PROMPT: Go through the records and show each line where the word "folgende" occurs.

-.-.-

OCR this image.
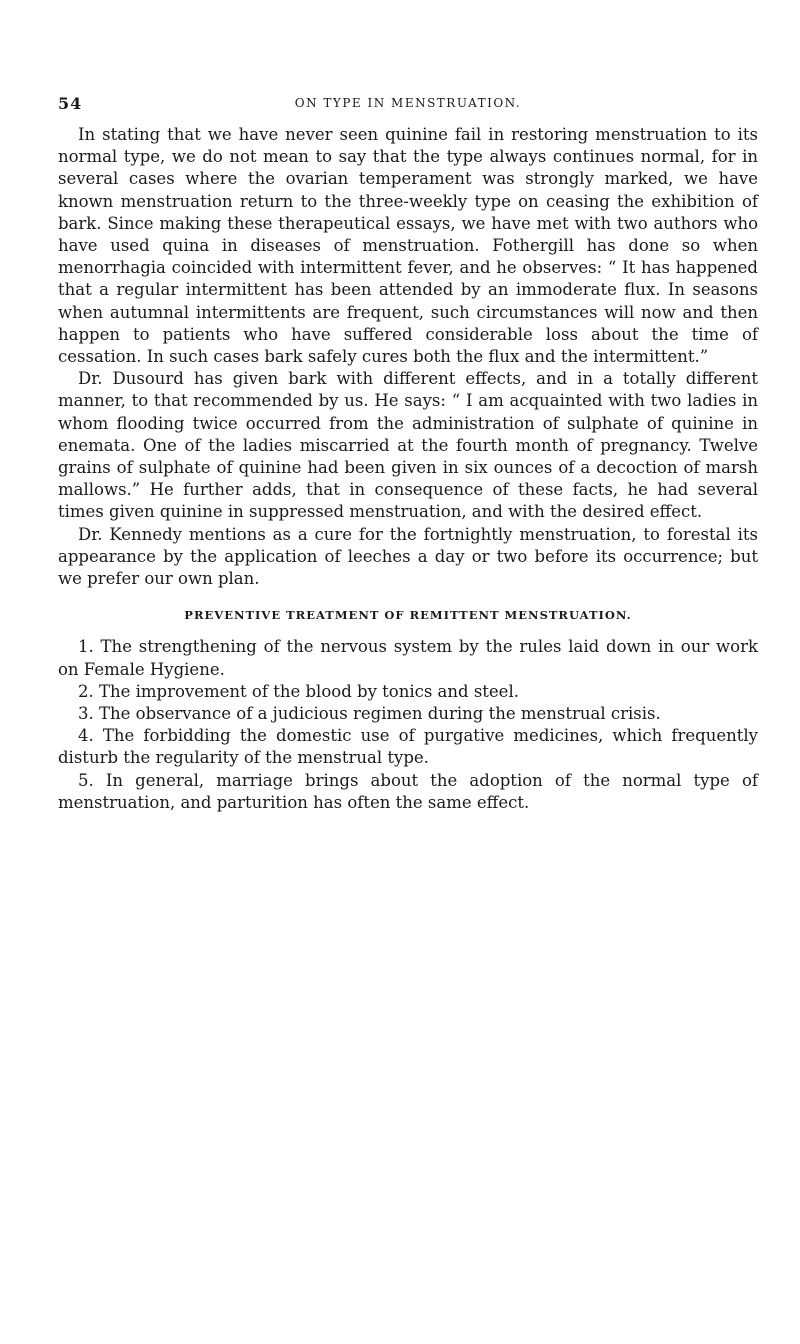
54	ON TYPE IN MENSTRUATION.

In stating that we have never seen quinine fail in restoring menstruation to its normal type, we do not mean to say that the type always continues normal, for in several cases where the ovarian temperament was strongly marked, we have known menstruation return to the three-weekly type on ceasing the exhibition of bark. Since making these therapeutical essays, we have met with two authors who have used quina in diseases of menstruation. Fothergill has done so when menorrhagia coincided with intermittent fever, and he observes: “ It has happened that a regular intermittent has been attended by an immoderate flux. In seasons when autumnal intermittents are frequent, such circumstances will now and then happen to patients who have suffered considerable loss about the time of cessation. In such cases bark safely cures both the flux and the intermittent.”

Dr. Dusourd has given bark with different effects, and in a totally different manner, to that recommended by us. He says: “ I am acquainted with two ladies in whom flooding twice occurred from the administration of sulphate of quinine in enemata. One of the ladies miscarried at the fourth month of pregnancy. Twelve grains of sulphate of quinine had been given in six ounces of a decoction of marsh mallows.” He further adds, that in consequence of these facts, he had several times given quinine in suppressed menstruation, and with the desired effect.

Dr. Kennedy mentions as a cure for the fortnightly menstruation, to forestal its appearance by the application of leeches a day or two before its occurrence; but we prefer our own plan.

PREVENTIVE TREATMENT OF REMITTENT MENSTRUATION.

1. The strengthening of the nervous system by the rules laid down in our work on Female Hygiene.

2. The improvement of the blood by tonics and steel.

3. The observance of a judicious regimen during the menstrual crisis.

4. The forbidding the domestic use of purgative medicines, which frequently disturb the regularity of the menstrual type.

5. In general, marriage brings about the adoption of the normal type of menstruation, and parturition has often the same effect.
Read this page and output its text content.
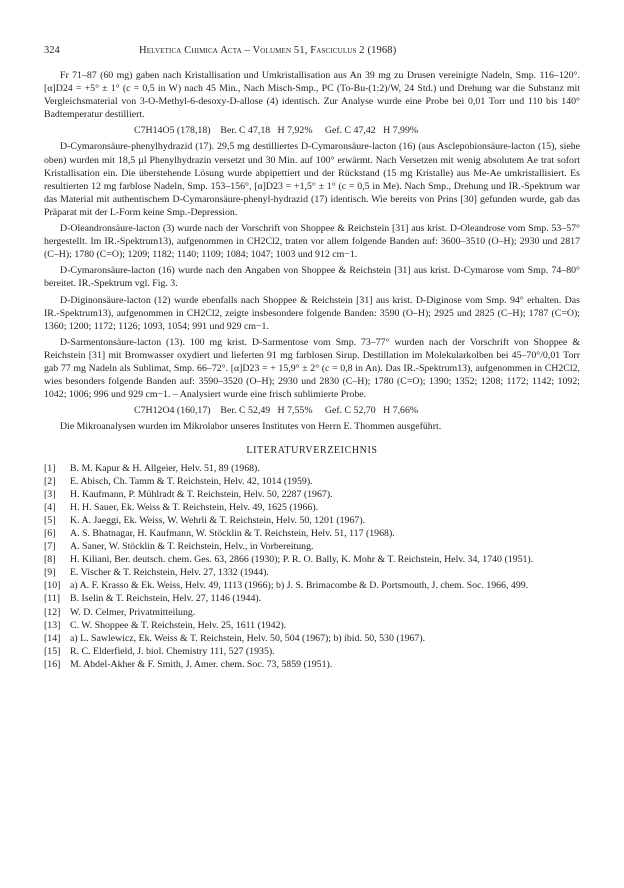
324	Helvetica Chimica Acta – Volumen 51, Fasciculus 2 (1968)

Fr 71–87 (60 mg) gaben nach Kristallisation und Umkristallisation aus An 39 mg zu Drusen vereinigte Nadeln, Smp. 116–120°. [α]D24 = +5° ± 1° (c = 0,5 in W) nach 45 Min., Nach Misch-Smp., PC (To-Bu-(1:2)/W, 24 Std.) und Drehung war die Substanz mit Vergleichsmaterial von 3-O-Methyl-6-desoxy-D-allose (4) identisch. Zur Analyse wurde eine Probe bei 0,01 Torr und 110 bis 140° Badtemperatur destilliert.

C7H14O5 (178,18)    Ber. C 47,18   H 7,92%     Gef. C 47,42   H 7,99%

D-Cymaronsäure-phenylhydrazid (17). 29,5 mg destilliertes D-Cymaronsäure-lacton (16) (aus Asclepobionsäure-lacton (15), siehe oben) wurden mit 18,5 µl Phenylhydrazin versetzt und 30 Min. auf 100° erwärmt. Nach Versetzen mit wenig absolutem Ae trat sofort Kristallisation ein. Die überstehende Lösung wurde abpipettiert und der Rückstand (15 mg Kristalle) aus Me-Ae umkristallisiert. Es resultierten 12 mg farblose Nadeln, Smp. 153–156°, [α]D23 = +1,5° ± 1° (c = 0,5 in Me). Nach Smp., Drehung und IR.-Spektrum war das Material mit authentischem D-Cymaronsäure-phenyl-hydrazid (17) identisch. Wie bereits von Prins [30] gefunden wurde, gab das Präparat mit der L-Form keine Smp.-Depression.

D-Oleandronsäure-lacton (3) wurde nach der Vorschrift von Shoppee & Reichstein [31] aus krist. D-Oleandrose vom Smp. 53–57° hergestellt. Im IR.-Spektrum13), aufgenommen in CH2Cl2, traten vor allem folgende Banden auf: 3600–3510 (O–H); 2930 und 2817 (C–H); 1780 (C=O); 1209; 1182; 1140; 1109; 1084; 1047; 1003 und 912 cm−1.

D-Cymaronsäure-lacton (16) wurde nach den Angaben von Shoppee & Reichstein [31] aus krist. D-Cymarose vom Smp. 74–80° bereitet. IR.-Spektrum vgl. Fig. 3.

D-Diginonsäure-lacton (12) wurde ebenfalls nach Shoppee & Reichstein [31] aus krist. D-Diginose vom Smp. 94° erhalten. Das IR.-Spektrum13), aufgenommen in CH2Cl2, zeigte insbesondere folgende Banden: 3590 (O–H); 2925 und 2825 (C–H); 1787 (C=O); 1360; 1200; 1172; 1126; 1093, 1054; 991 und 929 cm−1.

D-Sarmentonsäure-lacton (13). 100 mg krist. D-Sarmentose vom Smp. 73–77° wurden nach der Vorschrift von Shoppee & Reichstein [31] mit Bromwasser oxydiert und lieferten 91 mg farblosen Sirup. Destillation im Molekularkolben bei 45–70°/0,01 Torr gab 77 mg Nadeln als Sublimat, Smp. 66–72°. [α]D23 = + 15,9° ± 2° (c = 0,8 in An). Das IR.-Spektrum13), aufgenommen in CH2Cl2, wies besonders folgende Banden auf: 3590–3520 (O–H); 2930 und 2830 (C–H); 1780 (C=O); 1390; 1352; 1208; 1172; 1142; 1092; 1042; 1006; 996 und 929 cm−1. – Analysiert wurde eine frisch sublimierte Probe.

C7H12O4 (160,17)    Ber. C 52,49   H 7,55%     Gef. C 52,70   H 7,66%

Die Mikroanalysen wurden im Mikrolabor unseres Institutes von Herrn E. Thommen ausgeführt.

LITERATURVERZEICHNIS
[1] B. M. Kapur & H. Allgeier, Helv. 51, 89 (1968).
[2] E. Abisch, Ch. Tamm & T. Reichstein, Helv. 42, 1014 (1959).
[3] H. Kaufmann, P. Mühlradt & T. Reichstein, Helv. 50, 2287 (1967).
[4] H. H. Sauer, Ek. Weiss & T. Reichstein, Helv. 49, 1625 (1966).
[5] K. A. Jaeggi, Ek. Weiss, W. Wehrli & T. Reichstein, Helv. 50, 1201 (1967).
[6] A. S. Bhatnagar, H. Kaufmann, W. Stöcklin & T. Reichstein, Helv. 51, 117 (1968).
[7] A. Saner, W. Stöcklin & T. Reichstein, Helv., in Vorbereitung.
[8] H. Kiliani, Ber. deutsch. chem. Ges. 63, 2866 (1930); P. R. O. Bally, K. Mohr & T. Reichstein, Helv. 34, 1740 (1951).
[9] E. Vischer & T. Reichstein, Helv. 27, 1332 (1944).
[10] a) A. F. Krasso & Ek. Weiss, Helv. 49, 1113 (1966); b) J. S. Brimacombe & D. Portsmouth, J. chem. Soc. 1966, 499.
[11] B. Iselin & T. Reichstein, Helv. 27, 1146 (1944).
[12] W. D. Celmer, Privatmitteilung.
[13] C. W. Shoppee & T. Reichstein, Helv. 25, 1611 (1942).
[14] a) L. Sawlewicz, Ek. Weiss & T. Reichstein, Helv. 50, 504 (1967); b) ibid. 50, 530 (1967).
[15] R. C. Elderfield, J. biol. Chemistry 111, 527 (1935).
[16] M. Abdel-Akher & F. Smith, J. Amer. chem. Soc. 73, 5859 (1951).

-.-.-

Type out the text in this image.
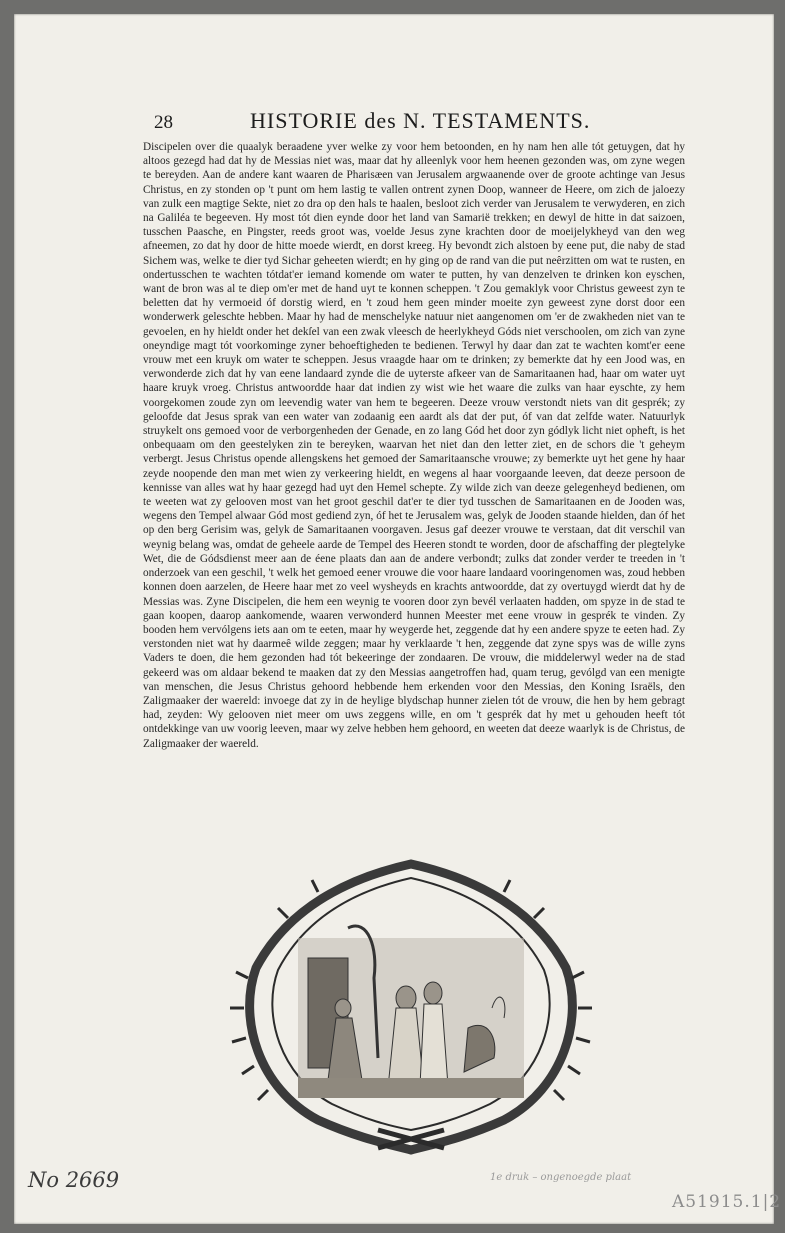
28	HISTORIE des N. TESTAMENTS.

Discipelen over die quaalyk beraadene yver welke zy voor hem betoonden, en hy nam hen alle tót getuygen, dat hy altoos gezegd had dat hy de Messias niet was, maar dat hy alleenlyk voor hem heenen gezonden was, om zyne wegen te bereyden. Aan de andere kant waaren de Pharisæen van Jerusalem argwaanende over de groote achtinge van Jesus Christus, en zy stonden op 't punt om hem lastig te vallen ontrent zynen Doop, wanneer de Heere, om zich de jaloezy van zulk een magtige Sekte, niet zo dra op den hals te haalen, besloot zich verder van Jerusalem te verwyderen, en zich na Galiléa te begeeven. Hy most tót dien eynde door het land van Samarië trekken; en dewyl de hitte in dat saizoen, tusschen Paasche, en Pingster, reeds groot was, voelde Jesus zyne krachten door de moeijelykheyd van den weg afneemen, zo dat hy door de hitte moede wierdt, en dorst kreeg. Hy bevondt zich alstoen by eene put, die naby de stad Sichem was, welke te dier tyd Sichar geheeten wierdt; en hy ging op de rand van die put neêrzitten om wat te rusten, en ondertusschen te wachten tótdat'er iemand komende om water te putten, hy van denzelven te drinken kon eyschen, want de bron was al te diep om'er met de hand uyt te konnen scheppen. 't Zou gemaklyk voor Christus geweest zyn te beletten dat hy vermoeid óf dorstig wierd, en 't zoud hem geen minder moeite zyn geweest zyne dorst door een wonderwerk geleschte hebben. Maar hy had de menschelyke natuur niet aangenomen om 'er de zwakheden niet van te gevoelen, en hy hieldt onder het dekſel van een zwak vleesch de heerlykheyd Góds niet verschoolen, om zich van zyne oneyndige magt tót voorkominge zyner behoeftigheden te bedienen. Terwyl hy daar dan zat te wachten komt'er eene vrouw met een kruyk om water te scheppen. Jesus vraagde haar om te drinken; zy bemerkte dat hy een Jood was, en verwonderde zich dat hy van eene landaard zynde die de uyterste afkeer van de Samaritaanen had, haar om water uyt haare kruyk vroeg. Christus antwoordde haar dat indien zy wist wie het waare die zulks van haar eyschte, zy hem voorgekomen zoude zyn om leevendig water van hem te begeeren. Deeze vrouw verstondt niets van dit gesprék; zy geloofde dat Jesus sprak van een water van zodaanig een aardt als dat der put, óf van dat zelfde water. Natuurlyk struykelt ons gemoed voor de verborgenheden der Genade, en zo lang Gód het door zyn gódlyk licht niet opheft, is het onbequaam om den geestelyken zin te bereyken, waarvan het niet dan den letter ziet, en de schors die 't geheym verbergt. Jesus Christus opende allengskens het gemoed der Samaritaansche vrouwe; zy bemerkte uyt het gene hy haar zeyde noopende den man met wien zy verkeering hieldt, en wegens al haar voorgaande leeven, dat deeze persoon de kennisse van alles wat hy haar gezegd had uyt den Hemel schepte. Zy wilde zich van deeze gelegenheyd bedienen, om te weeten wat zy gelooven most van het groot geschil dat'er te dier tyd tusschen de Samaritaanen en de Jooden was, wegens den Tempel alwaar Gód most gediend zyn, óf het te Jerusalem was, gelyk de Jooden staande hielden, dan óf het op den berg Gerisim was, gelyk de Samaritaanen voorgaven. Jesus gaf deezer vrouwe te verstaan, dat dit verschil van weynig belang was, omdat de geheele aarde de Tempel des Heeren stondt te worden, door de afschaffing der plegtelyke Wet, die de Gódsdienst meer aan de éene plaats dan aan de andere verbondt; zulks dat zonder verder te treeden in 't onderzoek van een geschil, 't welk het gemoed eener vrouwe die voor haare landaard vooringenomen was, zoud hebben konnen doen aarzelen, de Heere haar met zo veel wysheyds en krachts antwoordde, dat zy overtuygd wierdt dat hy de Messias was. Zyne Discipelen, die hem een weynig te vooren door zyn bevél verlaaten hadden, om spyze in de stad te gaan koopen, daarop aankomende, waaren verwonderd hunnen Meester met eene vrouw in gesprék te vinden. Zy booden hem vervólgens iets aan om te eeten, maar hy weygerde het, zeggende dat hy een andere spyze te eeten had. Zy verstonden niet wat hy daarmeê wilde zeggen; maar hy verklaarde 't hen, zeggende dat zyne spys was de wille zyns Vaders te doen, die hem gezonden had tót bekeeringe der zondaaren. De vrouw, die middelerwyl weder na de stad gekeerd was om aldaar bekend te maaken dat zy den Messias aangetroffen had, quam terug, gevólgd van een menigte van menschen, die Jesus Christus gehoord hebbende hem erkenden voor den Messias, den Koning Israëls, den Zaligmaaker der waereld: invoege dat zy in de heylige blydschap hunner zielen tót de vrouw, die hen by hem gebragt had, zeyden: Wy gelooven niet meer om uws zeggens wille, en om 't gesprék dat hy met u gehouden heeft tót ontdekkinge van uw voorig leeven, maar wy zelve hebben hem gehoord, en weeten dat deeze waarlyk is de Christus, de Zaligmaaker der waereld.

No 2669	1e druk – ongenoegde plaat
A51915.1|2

-.-.-

EXERCISE SOLUTION:
D-Oleandronsäure-lacton (3) wurde nach der Vorschrift von Shoppee & Reichstein [31] aus krist. D-Oleandrose vom Smp. 53–57° hergestellt. Im IR.-Spektrum13), aufgenommen in CH2Cl2, traten vor allem folgende Banden auf: 3600–3510 (O–H); 2930 und 2817 (C–H); 1780 (C=O); 1209; 1182; 1140; 1109; 1084; 1047; 1003 und 912 cm−1.
D-Diginonsäure-lacton (12) wurde ebenfalls nach Shoppee & Reichstein [31] aus krist. D-Diginose vom Smp. 94° erhalten. Das IR.-Spektrum13), aufgenommen in CH2Cl2, zeigte insbesondere folgende Banden: 3590 (O–H); 2925 und 2825 (C–H); 1787 (C=O); 1360; 1200; 1172; 1126; 1093, 1054; 991 und 929 cm−1.
D-Sarmentonsäure-lacton (13). 100 mg krist. D-Sarmentose vom Smp. 73–77° wurden nach der Vorschrift von Shoppee & Reichstein [31] mit Bromwasser oxydiert und lieferten 91 mg farblosen Sirup. Destillation im Molekularkolben bei 45–70°/0,01 Torr gab 77 mg Nadeln als Sublimat, Smp. 66–72°. [α]D23 = + 15,9° ± 2° (c = 0,8 in An). Das IR.-Spektrum13), aufgenommen in CH2Cl2, wies besonders folgende Banden auf: 3590–3520 (O–H); 2930 und 2830 (C–H); 1780 (C=O); 1390; 1352; 1208; 1172; 1142; 1092; 1042; 1006; 996 und 929 cm−1. – Analysiert wurde eine frisch sublimierte Probe.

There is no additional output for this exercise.